Directions for this task — Scan the data below and pick out the lines containing the word "Abidjan".
┌─ Input rows
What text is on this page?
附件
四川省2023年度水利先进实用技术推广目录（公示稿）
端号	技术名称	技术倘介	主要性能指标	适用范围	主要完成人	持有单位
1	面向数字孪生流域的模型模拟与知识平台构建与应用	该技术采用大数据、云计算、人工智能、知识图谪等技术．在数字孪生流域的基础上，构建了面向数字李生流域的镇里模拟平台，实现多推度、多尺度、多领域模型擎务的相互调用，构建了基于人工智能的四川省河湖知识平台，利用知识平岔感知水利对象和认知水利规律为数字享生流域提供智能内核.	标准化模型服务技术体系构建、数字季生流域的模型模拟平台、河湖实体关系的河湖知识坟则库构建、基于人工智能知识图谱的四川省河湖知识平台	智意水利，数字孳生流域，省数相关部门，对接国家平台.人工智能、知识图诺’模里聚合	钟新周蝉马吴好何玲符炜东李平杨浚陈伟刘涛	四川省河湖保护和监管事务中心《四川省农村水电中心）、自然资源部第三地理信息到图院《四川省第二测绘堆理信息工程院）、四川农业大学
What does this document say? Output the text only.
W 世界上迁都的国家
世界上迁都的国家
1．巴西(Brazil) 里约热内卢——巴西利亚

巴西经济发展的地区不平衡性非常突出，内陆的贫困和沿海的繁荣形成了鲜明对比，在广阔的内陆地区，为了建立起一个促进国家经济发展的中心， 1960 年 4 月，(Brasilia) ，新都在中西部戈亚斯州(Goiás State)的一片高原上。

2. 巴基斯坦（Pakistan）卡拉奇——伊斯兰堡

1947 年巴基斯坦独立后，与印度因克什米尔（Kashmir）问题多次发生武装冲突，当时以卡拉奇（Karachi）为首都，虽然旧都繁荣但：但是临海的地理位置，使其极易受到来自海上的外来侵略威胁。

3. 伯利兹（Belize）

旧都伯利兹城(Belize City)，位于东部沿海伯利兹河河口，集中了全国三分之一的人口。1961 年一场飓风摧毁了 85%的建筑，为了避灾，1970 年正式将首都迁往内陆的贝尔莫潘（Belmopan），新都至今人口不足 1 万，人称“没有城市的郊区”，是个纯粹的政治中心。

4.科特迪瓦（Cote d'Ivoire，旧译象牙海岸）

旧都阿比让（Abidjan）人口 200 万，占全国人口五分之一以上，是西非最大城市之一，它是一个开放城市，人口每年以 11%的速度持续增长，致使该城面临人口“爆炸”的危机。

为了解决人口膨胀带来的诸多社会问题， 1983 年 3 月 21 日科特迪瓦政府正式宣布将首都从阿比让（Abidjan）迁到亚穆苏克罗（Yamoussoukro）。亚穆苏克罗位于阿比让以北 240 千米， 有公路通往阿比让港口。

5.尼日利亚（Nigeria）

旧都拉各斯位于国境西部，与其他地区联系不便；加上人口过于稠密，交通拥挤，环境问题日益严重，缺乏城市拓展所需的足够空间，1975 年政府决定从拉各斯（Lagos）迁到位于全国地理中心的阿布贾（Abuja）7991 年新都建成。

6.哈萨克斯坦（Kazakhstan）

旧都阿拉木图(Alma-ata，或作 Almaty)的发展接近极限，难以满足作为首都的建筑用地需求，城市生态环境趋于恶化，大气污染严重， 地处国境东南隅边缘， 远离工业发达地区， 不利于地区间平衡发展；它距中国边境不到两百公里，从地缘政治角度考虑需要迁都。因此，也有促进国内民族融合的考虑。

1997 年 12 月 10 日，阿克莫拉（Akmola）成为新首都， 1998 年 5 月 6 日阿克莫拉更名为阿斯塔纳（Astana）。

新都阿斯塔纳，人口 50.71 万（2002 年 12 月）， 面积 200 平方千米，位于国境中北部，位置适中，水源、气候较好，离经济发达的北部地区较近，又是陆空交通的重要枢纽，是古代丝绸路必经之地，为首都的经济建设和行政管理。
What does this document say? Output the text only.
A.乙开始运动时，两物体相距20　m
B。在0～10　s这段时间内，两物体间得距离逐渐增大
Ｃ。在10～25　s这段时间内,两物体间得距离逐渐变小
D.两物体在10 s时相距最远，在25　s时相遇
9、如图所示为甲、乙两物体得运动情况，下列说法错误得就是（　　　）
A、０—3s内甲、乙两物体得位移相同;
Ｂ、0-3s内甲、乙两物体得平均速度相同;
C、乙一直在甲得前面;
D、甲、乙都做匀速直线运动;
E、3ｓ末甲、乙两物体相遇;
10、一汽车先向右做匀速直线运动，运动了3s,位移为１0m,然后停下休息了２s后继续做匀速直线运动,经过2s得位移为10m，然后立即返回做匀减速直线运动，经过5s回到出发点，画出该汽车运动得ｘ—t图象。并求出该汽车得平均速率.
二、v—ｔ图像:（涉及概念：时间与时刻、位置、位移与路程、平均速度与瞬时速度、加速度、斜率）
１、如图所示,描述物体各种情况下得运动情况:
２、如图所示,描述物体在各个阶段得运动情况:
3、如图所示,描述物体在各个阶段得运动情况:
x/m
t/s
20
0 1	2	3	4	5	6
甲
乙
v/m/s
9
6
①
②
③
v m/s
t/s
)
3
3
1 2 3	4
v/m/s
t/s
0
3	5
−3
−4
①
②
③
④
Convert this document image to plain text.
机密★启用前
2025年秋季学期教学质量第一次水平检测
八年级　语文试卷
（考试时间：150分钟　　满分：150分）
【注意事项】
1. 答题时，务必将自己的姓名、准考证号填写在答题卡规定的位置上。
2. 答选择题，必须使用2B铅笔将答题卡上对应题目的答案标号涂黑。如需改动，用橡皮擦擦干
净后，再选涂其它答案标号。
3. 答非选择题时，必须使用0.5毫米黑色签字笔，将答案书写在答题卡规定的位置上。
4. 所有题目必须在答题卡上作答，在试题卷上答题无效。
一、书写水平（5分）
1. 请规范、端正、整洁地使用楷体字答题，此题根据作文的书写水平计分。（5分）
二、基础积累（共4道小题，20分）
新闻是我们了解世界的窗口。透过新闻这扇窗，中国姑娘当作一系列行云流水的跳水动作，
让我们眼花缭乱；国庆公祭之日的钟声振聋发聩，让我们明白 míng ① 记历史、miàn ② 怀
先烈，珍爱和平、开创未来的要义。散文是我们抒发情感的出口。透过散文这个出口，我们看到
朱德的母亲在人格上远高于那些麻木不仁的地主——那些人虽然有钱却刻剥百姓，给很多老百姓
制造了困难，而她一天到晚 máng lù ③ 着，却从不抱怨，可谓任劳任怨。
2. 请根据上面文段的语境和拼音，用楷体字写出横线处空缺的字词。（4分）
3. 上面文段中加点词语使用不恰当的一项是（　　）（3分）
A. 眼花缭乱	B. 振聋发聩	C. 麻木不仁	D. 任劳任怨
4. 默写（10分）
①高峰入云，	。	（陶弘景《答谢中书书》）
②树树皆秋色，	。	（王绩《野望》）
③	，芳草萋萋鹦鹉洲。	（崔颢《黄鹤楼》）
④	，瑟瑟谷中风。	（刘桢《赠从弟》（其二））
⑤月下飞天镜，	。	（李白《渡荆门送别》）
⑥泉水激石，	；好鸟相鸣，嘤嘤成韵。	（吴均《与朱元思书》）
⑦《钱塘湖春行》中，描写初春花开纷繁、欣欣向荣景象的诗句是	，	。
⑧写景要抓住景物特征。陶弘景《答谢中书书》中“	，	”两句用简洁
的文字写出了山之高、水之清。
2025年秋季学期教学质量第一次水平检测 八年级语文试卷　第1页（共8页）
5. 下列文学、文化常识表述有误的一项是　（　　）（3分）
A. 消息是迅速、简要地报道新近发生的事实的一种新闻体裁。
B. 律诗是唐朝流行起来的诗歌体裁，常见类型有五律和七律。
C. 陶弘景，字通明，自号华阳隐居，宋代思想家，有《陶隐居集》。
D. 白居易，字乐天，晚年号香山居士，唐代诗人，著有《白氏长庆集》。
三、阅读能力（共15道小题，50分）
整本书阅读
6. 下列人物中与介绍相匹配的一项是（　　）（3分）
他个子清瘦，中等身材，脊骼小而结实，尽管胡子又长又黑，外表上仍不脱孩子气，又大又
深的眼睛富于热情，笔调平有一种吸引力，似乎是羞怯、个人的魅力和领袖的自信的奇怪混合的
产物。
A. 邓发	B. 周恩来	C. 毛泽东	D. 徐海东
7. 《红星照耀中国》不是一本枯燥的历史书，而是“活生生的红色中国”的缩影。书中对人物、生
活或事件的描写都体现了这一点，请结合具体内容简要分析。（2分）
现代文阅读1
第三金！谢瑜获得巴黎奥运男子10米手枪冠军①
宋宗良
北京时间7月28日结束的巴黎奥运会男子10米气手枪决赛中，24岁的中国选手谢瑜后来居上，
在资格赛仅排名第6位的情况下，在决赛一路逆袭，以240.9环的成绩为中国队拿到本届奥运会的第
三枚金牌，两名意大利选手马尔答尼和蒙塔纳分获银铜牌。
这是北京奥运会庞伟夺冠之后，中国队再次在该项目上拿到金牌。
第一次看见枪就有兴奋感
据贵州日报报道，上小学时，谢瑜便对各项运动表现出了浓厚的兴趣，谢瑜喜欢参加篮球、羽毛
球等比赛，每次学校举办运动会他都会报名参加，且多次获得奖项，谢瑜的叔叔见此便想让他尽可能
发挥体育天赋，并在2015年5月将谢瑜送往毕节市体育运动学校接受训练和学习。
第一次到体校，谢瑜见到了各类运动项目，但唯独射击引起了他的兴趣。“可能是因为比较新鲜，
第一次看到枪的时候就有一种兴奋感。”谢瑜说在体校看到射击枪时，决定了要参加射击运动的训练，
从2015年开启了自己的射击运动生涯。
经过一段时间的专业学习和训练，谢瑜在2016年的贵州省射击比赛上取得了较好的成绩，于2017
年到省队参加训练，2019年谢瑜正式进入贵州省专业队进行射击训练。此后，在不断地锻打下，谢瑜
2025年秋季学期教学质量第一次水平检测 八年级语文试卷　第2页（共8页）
└─
Answer to this problem —
旧都阿比让（Abidjan）人口 200 万，占全国人口五分之一以上，是西非最大城市之一，它是一个开放城市，人口每年以 11%的速度持续增长，致使该城面临人口“爆炸”的危机。
为了解决人口膨胀带来的诸多社会问题， 1983 年 3 月 21 日科特迪瓦政府正式宣布将首都从阿比让（Abidjan）迁到亚穆苏克罗（Yamoussoukro）。亚穆苏克罗位于阿比让以北 240 千米， 有公路通往阿比让港口。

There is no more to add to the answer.